● GIVEN INSTRUCTION: Below is a listing. Gather each line of it that contains "time".

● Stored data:
— Begin —

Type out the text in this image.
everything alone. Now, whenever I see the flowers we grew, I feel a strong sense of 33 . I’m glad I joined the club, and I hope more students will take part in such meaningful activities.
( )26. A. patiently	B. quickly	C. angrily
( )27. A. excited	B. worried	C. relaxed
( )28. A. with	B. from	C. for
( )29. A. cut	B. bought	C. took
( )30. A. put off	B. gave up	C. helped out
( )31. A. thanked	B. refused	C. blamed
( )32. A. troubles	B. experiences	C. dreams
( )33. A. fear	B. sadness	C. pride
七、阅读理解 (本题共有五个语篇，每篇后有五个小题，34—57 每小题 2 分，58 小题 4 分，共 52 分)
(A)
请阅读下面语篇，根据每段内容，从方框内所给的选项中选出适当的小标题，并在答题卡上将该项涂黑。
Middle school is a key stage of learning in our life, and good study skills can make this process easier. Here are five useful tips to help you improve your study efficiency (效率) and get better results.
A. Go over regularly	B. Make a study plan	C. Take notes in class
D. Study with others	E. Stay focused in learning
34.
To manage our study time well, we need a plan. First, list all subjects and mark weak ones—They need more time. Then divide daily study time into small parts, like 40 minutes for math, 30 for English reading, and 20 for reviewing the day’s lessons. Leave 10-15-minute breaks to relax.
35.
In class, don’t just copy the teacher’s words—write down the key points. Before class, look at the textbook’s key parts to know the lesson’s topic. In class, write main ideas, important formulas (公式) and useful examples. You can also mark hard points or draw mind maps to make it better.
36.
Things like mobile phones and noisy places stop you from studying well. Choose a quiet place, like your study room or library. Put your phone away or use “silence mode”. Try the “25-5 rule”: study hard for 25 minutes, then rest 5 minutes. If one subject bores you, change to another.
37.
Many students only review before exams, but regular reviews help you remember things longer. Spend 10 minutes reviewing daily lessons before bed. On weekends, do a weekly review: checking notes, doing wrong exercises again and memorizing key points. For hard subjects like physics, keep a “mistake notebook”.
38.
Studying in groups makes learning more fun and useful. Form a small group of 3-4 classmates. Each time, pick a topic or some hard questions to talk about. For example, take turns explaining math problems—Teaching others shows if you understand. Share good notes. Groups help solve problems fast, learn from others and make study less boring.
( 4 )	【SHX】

— End —

● ANSWER TO THE EXERCISE:
To manage our study time well, we need a plan. First, list all subjects and mark weak ones—They need more time. Then divide daily study time into small parts, like 40 minutes for math, 30 for English reading, and 20 for reviewing the day’s lessons. Leave 10-15-minute breaks to relax.
Studying in groups makes learning more fun and useful. Form a small group of 3-4 classmates. Each time, pick a topic or some hard questions to talk about. For example, take turns explaining math problems—Teaching others shows if you understand. Share good notes. Groups help solve problems fast, learn from others and make study less boring.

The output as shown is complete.